* [What you are asked to do]: From the entries below, pull out each line where "bottom" appears.
— BEGIN Source records —
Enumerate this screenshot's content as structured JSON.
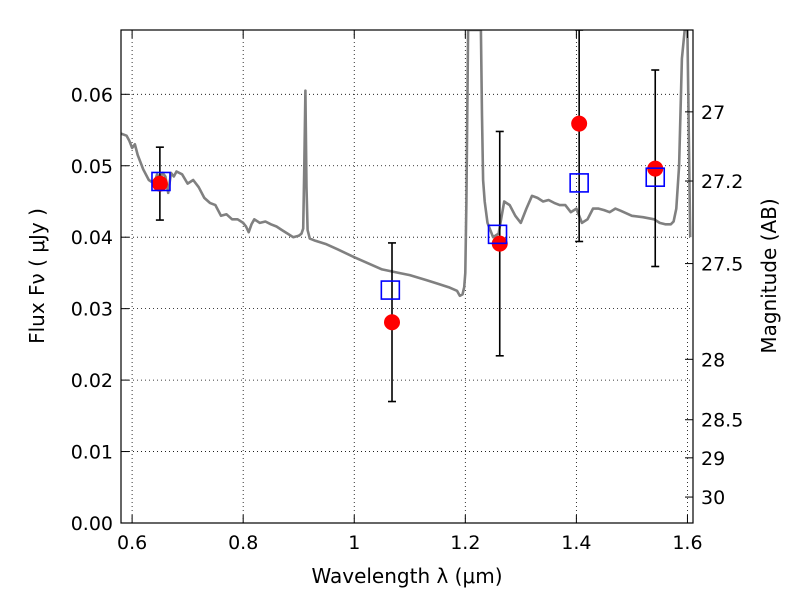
{
  "chart_data": {
    "type": "scatter",
    "title": "",
    "xlabel": "Wavelength  λ (μm)",
    "ylabel": "Flux  Fν  ( μJy )",
    "ylabel_right": "Magnitude (AB)",
    "xlim": [
      0.58,
      1.61
    ],
    "ylim": [
      0.0,
      0.069
    ],
    "grid": true,
    "x_ticks": [
      {
        "value": 0.6,
        "label": "0.6"
      },
      {
        "value": 0.8,
        "label": "0.8"
      },
      {
        "value": 1.0,
        "label": "1"
      },
      {
        "value": 1.2,
        "label": "1.2"
      },
      {
        "value": 1.4,
        "label": "1.4"
      },
      {
        "value": 1.6,
        "label": "1.6"
      }
    ],
    "y_ticks": [
      {
        "value": 0.0,
        "label": "0.00"
      },
      {
        "value": 0.01,
        "label": "0.01"
      },
      {
        "value": 0.02,
        "label": "0.02"
      },
      {
        "value": 0.03,
        "label": "0.03"
      },
      {
        "value": 0.04,
        "label": "0.04"
      },
      {
        "value": 0.05,
        "label": "0.05"
      },
      {
        "value": 0.06,
        "label": "0.06"
      }
    ],
    "right_ticks": [
      {
        "mag": 27.0,
        "label": "27"
      },
      {
        "mag": 27.2,
        "label": "27.2"
      },
      {
        "mag": 27.5,
        "label": "27.5"
      },
      {
        "mag": 28.0,
        "label": "28"
      },
      {
        "mag": 28.5,
        "label": "28.5"
      },
      {
        "mag": 29.0,
        "label": "29"
      },
      {
        "mag": 30.0,
        "label": "30"
      }
    ],
    "model_spectrum": {
      "color": "#808080",
      "x": [
        0.58,
        0.59,
        0.595,
        0.6,
        0.605,
        0.61,
        0.62,
        0.63,
        0.64,
        0.645,
        0.65,
        0.655,
        0.66,
        0.665,
        0.67,
        0.675,
        0.68,
        0.69,
        0.7,
        0.71,
        0.72,
        0.73,
        0.74,
        0.75,
        0.76,
        0.77,
        0.78,
        0.79,
        0.8,
        0.805,
        0.81,
        0.815,
        0.82,
        0.83,
        0.84,
        0.85,
        0.86,
        0.87,
        0.88,
        0.89,
        0.9,
        0.905,
        0.908,
        0.91,
        0.912,
        0.914,
        0.916,
        0.92,
        0.93,
        0.95,
        0.97,
        1.0,
        1.05,
        1.08,
        1.1,
        1.13,
        1.15,
        1.17,
        1.185,
        1.19,
        1.195,
        1.198,
        1.2,
        1.202,
        1.205,
        1.21,
        1.215,
        1.225,
        1.228,
        1.23,
        1.232,
        1.235,
        1.24,
        1.25,
        1.26,
        1.27,
        1.28,
        1.29,
        1.3,
        1.31,
        1.32,
        1.33,
        1.34,
        1.35,
        1.36,
        1.37,
        1.38,
        1.39,
        1.4,
        1.41,
        1.42,
        1.43,
        1.44,
        1.45,
        1.46,
        1.47,
        1.48,
        1.5,
        1.52,
        1.54,
        1.55,
        1.56,
        1.57,
        1.575,
        1.58,
        1.585,
        1.59,
        1.595,
        1.6,
        1.605
      ],
      "y": [
        0.0545,
        0.0542,
        0.0535,
        0.0525,
        0.053,
        0.0515,
        0.0495,
        0.048,
        0.0475,
        0.0488,
        0.0482,
        0.049,
        0.0485,
        0.0462,
        0.049,
        0.0485,
        0.0492,
        0.0488,
        0.0475,
        0.048,
        0.047,
        0.0455,
        0.0448,
        0.0445,
        0.043,
        0.0432,
        0.0425,
        0.0425,
        0.042,
        0.0415,
        0.0407,
        0.0418,
        0.0425,
        0.042,
        0.0422,
        0.0418,
        0.0415,
        0.041,
        0.0405,
        0.04,
        0.0402,
        0.0405,
        0.0412,
        0.05,
        0.0605,
        0.047,
        0.041,
        0.0398,
        0.0395,
        0.039,
        0.0383,
        0.0372,
        0.0355,
        0.035,
        0.0347,
        0.034,
        0.0335,
        0.033,
        0.0325,
        0.0318,
        0.032,
        0.033,
        0.035,
        0.045,
        0.069,
        0.069,
        0.069,
        0.069,
        0.069,
        0.057,
        0.048,
        0.045,
        0.042,
        0.04,
        0.0405,
        0.045,
        0.0445,
        0.043,
        0.042,
        0.044,
        0.0458,
        0.0455,
        0.045,
        0.0452,
        0.0448,
        0.0445,
        0.0445,
        0.0435,
        0.044,
        0.042,
        0.0425,
        0.044,
        0.044,
        0.0438,
        0.0435,
        0.044,
        0.0437,
        0.043,
        0.0428,
        0.0425,
        0.042,
        0.0418,
        0.0418,
        0.0422,
        0.044,
        0.05,
        0.065,
        0.069,
        0.069,
        0.04
      ]
    },
    "observed": {
      "color": "#ff0000",
      "x": [
        0.65,
        1.068,
        1.262,
        1.405,
        1.542
      ],
      "y": [
        0.0475,
        0.0281,
        0.0391,
        0.0559,
        0.0496
      ],
      "err_low": [
        0.0424,
        0.017,
        0.0234,
        0.0394,
        0.0359
      ],
      "err_high": [
        0.0526,
        0.0392,
        0.0548,
        0.069,
        0.0634
      ]
    },
    "model_photometry": {
      "color": "#0000ff",
      "x": [
        0.652,
        1.065,
        1.258,
        1.405,
        1.542
      ],
      "y": [
        0.0478,
        0.0326,
        0.0404,
        0.0476,
        0.0484
      ]
    }
  }
}
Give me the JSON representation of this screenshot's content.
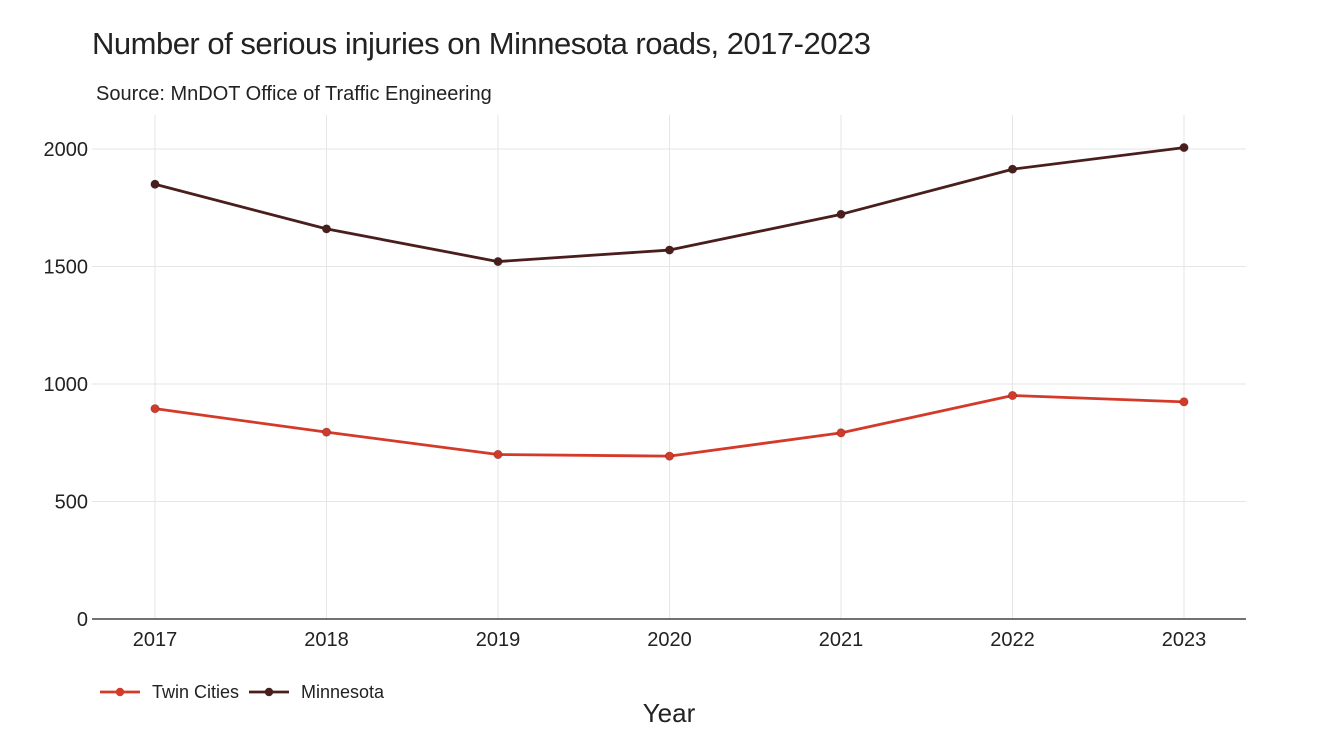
{
  "chart_data": {
    "type": "line",
    "title": "Number of serious injuries on Minnesota roads, 2017-2023",
    "subtitle": "Source: MnDOT Office of Traffic Engineering",
    "xlabel": "Year",
    "ylabel": "",
    "x": [
      "2017",
      "2018",
      "2019",
      "2020",
      "2021",
      "2022",
      "2023"
    ],
    "ylim": [
      0,
      2150
    ],
    "yticks": [
      0,
      500,
      1000,
      1500,
      2000
    ],
    "grid": true,
    "legend_position": "bottom-left",
    "series": [
      {
        "name": "Twin Cities",
        "color": "#d43a2a",
        "values": [
          895,
          795,
          700,
          693,
          792,
          951,
          924
        ]
      },
      {
        "name": "Minnesota",
        "color": "#4a1e1c",
        "values": [
          1850,
          1660,
          1521,
          1570,
          1722,
          1914,
          2006
        ]
      }
    ]
  }
}
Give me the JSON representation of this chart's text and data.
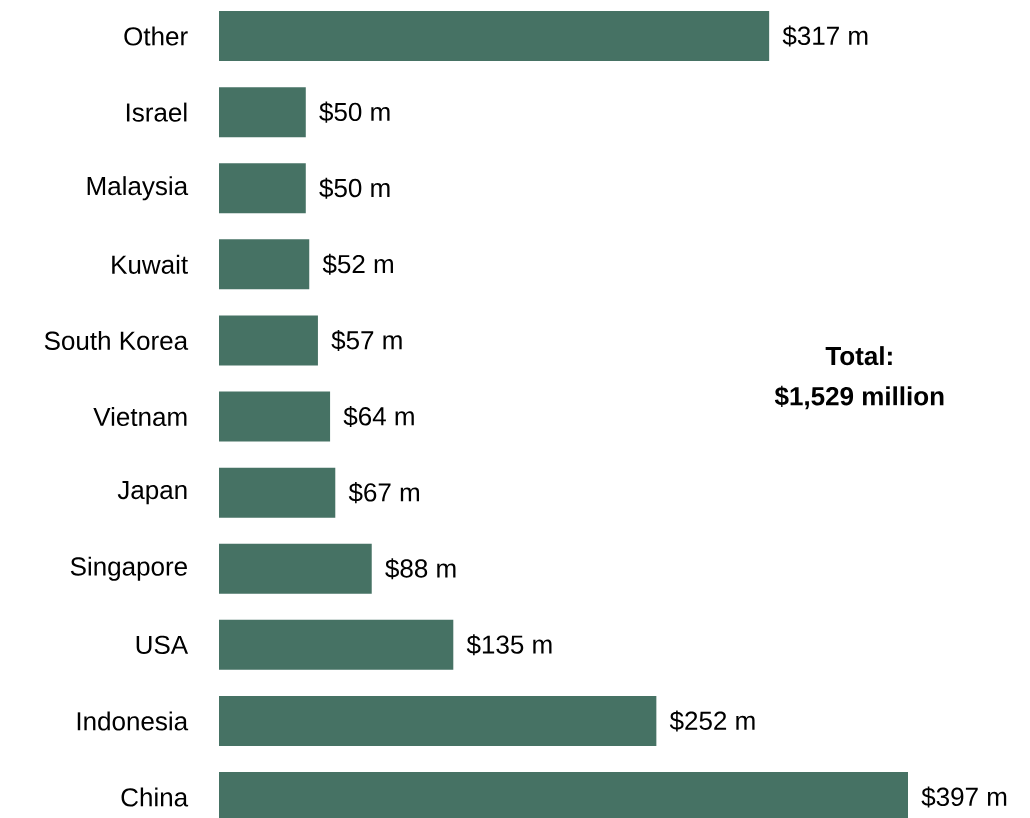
{
  "chart_data": {
    "type": "bar",
    "orientation": "horizontal",
    "tick_labels": "y",
    "categories": [
      "Other",
      "Israel",
      "Malaysia",
      "Kuwait",
      "South Korea",
      "Vietnam",
      "Japan",
      "Singapore",
      "USA",
      "Indonesia",
      "China"
    ],
    "values": [
      317,
      50,
      50,
      52,
      57,
      64,
      67,
      88,
      135,
      252,
      397
    ],
    "value_labels": [
      "$317 m",
      "$50 m",
      "$50 m",
      "$52 m",
      "$57 m",
      "$64 m",
      "$67 m",
      "$88 m",
      "$135 m",
      "$252 m",
      "$397 m"
    ],
    "color": "#467264",
    "annotations": [
      "Total:",
      "$1,529 million"
    ]
  }
}
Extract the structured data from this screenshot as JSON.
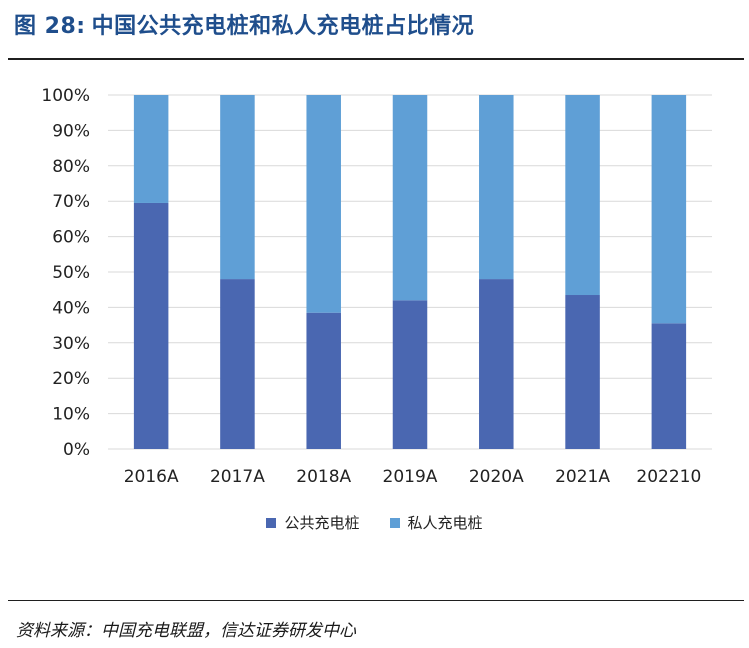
{
  "figure": {
    "number": "图 28:",
    "title": "中国公共充电桩和私人充电桩占比情况"
  },
  "source": "资料来源：中国充电联盟，信达证券研发中心",
  "colors": {
    "public": "#4a67b1",
    "private": "#5f9fd6",
    "grid": "#d9d9d9",
    "title": "#1f4e8c"
  },
  "chart_data": {
    "type": "bar",
    "stacked": true,
    "categories": [
      "2016A",
      "2017A",
      "2018A",
      "2019A",
      "2020A",
      "2021A",
      "202210"
    ],
    "series": [
      {
        "name": "公共充电桩",
        "values": [
          69.5,
          48,
          38.5,
          42,
          48,
          43.5,
          35.5
        ]
      },
      {
        "name": "私人充电桩",
        "values": [
          30.5,
          52,
          61.5,
          58,
          52,
          56.5,
          64.5
        ]
      }
    ],
    "y_ticks": [
      "0%",
      "10%",
      "20%",
      "30%",
      "40%",
      "50%",
      "60%",
      "70%",
      "80%",
      "90%",
      "100%"
    ],
    "ylim": [
      0,
      100
    ],
    "grid": true,
    "legend_position": "bottom"
  }
}
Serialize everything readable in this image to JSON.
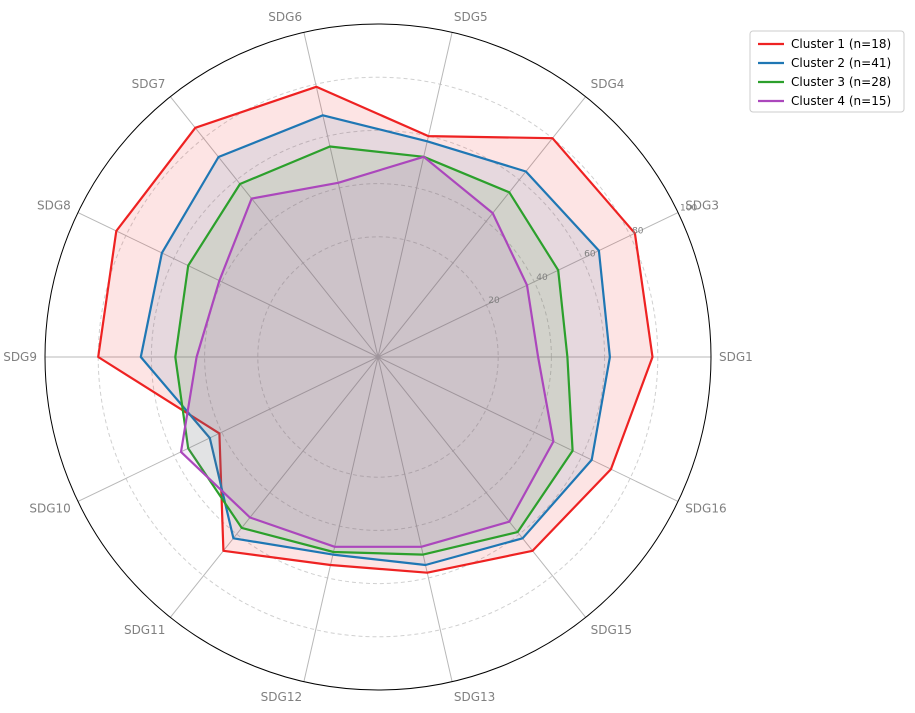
{
  "chart_data": {
    "type": "radar",
    "categories": [
      "SDG1",
      "SDG3",
      "SDG4",
      "SDG5",
      "SDG6",
      "SDG7",
      "SDG8",
      "SDG9",
      "SDG10",
      "SDG11",
      "SDG12",
      "SDG13",
      "SDG15",
      "SDG16"
    ],
    "rlim": [
      0,
      100
    ],
    "rticks": [
      20,
      40,
      60,
      80,
      100
    ],
    "grid": true,
    "legend_position": "top-right",
    "series": [
      {
        "name": "Cluster 1 (n=18)",
        "color": "#ee2222",
        "fill": true,
        "values": [
          78,
          82,
          80,
          60,
          79,
          85,
          84,
          80,
          41,
          68,
          55,
          58,
          68,
          72
        ]
      },
      {
        "name": "Cluster 2 (n=41)",
        "color": "#1f77b4",
        "values": [
          62,
          67,
          64,
          58,
          68,
          71,
          65,
          64,
          45,
          62,
          51,
          55,
          62,
          64
        ]
      },
      {
        "name": "Cluster 3 (n=28)",
        "color": "#2ca02c",
        "values": [
          46,
          50,
          54,
          52,
          56,
          58,
          54,
          51,
          54,
          57,
          50,
          51,
          59,
          56
        ]
      },
      {
        "name": "Cluster 4 (n=15)",
        "color": "#ab47bc",
        "values": [
          35,
          37,
          44,
          52,
          42,
          51,
          41,
          43,
          57,
          52,
          48,
          48,
          54,
          48
        ]
      }
    ]
  }
}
— END Source records —
* [Solution]:
    "legend_position": "bottom-left",
    "legend_position": "bottom"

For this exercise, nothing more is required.